What you are asked to do: Render every entry exactly as it appears.

Records from a collection of figures:
— Start —
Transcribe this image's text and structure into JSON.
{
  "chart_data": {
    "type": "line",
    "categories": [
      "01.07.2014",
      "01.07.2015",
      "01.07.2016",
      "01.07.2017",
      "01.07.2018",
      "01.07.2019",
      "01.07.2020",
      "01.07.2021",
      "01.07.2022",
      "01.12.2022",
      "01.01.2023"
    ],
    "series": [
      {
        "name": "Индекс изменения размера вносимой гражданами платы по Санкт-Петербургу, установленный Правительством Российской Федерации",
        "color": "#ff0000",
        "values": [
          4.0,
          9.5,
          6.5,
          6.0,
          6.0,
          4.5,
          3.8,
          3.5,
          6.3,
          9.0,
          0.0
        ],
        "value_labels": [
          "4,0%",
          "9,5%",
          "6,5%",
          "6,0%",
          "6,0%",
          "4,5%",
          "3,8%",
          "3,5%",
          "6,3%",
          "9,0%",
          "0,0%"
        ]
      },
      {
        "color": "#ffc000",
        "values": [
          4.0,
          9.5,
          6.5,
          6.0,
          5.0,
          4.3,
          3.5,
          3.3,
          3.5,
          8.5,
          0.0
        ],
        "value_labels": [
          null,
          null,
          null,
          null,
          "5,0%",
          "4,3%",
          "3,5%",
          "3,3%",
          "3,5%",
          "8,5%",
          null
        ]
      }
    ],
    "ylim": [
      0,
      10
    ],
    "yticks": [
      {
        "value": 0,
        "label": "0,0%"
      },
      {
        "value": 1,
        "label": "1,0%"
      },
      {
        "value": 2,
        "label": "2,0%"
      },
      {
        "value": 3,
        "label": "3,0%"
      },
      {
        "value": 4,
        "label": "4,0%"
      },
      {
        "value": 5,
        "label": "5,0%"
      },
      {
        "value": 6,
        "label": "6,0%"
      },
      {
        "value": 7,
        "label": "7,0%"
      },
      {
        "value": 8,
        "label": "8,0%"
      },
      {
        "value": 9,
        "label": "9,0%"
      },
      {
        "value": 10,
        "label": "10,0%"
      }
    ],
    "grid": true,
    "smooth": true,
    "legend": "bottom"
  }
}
— End —
Output for this exercise:
Transcribe this image's text and structure into JSON.
{
  "chart_data": {
    "type": "line",
    "categories": [
      "01.07.2014",
      "01.07.2015",
      "01.07.2016",
      "01.07.2017",
      "01.07.2018",
      "01.07.2019",
      "01.07.2020",
      "01.07.2021",
      "01.07.2022",
      "01.12.2022",
      "01.01.2023"
    ],
    "series": [
      {
        "name": "Индекс изменения размера вносимой гражданами платы по Санкт-Петербургу, установленный Правительством Российской Федерации",
        "color": "#ff0000",
        "values": [
          4.0,
          9.5,
          6.5,
          6.0,
          6.0,
          4.5,
          3.8,
          3.5,
          6.3,
          9.0,
          0.0
        ],
        "value_labels": [
          "4,0%",
          "9,5%",
          "6,5%",
          "6,0%",
          "6,0%",
          "4,5%",
          "3,8%",
          "3,5%",
          "6,3%",
          "9,0%",
          "0,0%"
        ]
      },
      {
        "color": "#ffc000",
        "values": [
          4.0,
          9.5,
          6.5,
          6.0,
          5.0,
          4.3,
          3.5,
          3.3,
          3.5,
          8.5,
          0.0
        ],
        "value_labels": [
          null,
          null,
          null,
          null,
          "5,0%",
          "4,3%",
          "3,5%",
          "3,3%",
          "3,5%",
          "8,5%",
          null
        ]
      }
    ],
    "ylim": [
      0,
      10
    ],
    "yticks": [
      {
        "value": 0,
        "label": "0,0%"
      },
      {
        "value": 1,
        "label": "1,0%"
      },
      {
        "value": 2,
        "label": "2,0%"
      },
      {
        "value": 3,
        "label": "3,0%"
      },
      {
        "value": 4,
        "label": "4,0%"
      },
      {
        "value": 5,
        "label": "5,0%"
      },
      {
        "value": 6,
        "label": "6,0%"
      },
      {
        "value": 7,
        "label": "7,0%"
      },
      {
        "value": 8,
        "label": "8,0%"
      },
      {
        "value": 9,
        "label": "9,0%"
      },
      {
        "value": 10,
        "label": "10,0%"
      }
    ],
    "grid": true,
    "smooth": true,
    "legend": "bottom"
  }
}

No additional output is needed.